• PROBLEM REQUIREMENTS:
Your task is to repeat the entries exactly. Leave the pictures out.

--- begin ---

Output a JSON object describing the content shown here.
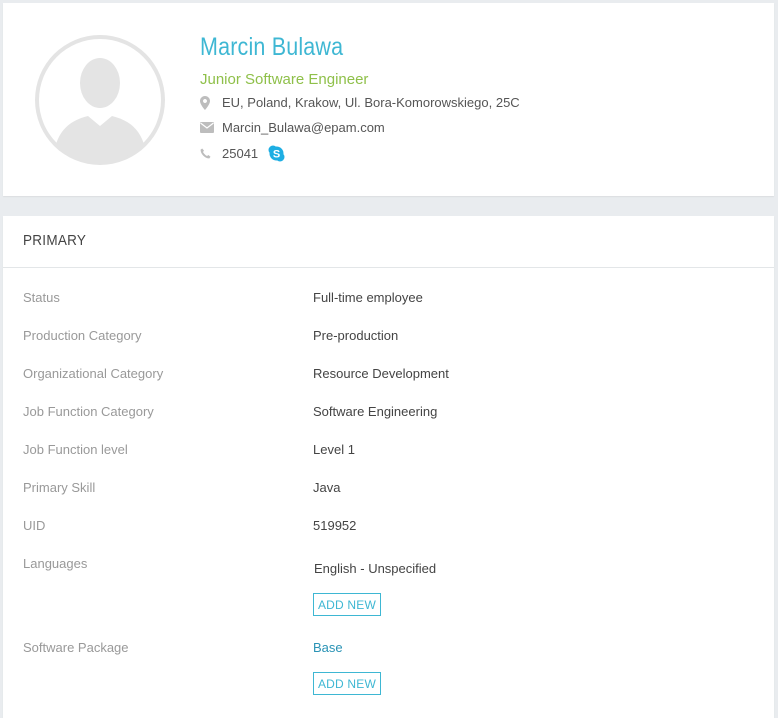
{
  "profile": {
    "name": "Marcin Bulawa",
    "title": "Junior Software Engineer",
    "address": "EU, Poland, Krakow, Ul. Bora-Komorowskiego, 25C",
    "email": "Marcin_Bulawa@epam.com",
    "phone": "25041",
    "icons": [
      "avatar-placeholder",
      "location-pin-icon",
      "envelope-icon",
      "phone-icon",
      "skype-icon"
    ]
  },
  "primary": {
    "title": "PRIMARY",
    "fields": [
      {
        "label": "Status",
        "value": "Full-time employee"
      },
      {
        "label": "Production Category",
        "value": "Pre-production"
      },
      {
        "label": "Organizational Category",
        "value": "Resource Development"
      },
      {
        "label": "Job Function Category",
        "value": "Software Engineering"
      },
      {
        "label": "Job Function level",
        "value": "Level 1"
      },
      {
        "label": "Primary Skill",
        "value": "Java"
      },
      {
        "label": "UID",
        "value": "519952"
      }
    ],
    "languages": {
      "label": "Languages",
      "value": "English - Unspecified",
      "button": "ADD NEW"
    },
    "software_package": {
      "label": "Software Package",
      "value": "Base",
      "button": "ADD NEW"
    }
  },
  "colors": {
    "accent": "#3eb7d3",
    "title_green": "#8fc04a",
    "link": "#2a93b5",
    "label_gray": "#999999",
    "background": "#e9ecef"
  }
}
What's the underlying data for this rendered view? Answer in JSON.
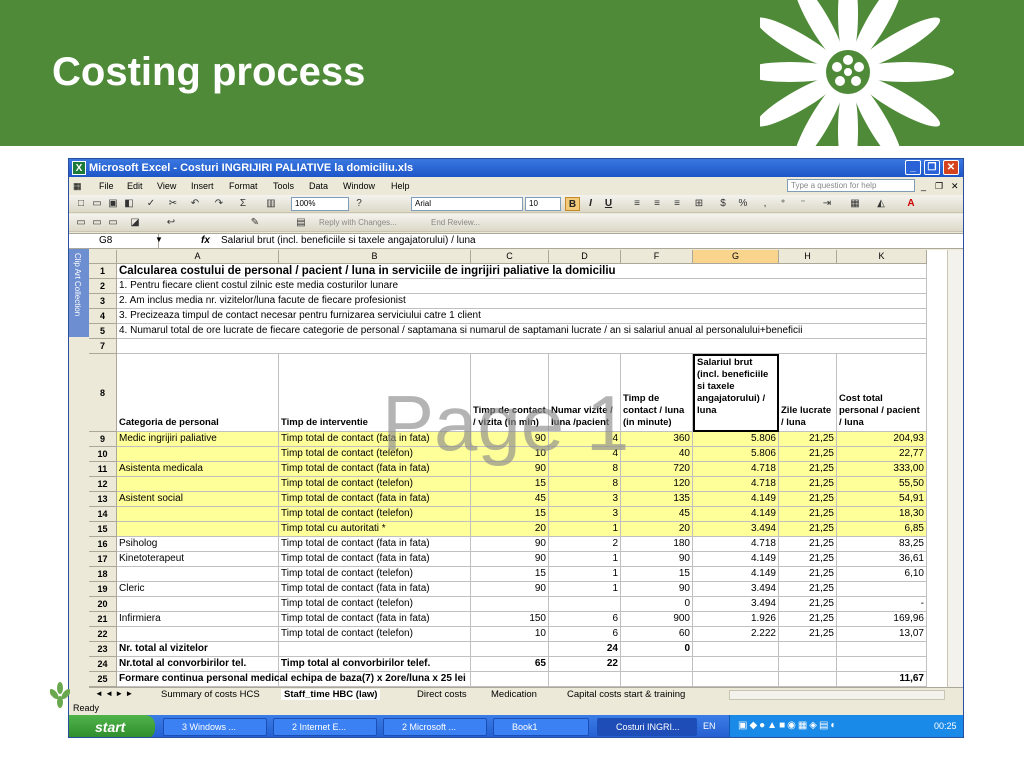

--- end ---

• FINISHED TASK:
Output a JSON object describing the content shown here.
{
  "profile": {
    "name": "Marcin Bulawa",
    "title": "Junior Software Engineer",
    "address": "EU, Poland, Krakow, Ul. Bora-Komorowskiego, 25C",
    "email": "Marcin_Bulawa@epam.com",
    "phone": "25041",
    "icons": [
      "avatar-placeholder",
      "location-pin-icon",
      "envelope-icon",
      "phone-icon",
      "skype-icon"
    ]
  },
  "primary": {
    "title": "PRIMARY",
    "fields": [
      {
        "label": "Status",
        "value": "Full-time employee"
      },
      {
        "label": "Production Category",
        "value": "Pre-production"
      },
      {
        "label": "Organizational Category",
        "value": "Resource Development"
      },
      {
        "label": "Job Function Category",
        "value": "Software Engineering"
      },
      {
        "label": "Job Function level",
        "value": "Level 1"
      },
      {
        "label": "Primary Skill",
        "value": "Java"
      },
      {
        "label": "UID",
        "value": "519952"
      }
    ],
    "languages": {
      "label": "Languages",
      "value": "English - Unspecified",
      "button": "ADD NEW"
    },
    "software_package": {
      "label": "Software Package",
      "value": "Base",
      "button": "ADD NEW"
    }
  },
  "colors": {
    "accent": "#3eb7d3",
    "title_green": "#8fc04a",
    "link": "#2a93b5",
    "label_gray": "#999999",
    "background": "#e9ecef"
  }
}
What's the underlying data for this rendered view? Answer in JSON.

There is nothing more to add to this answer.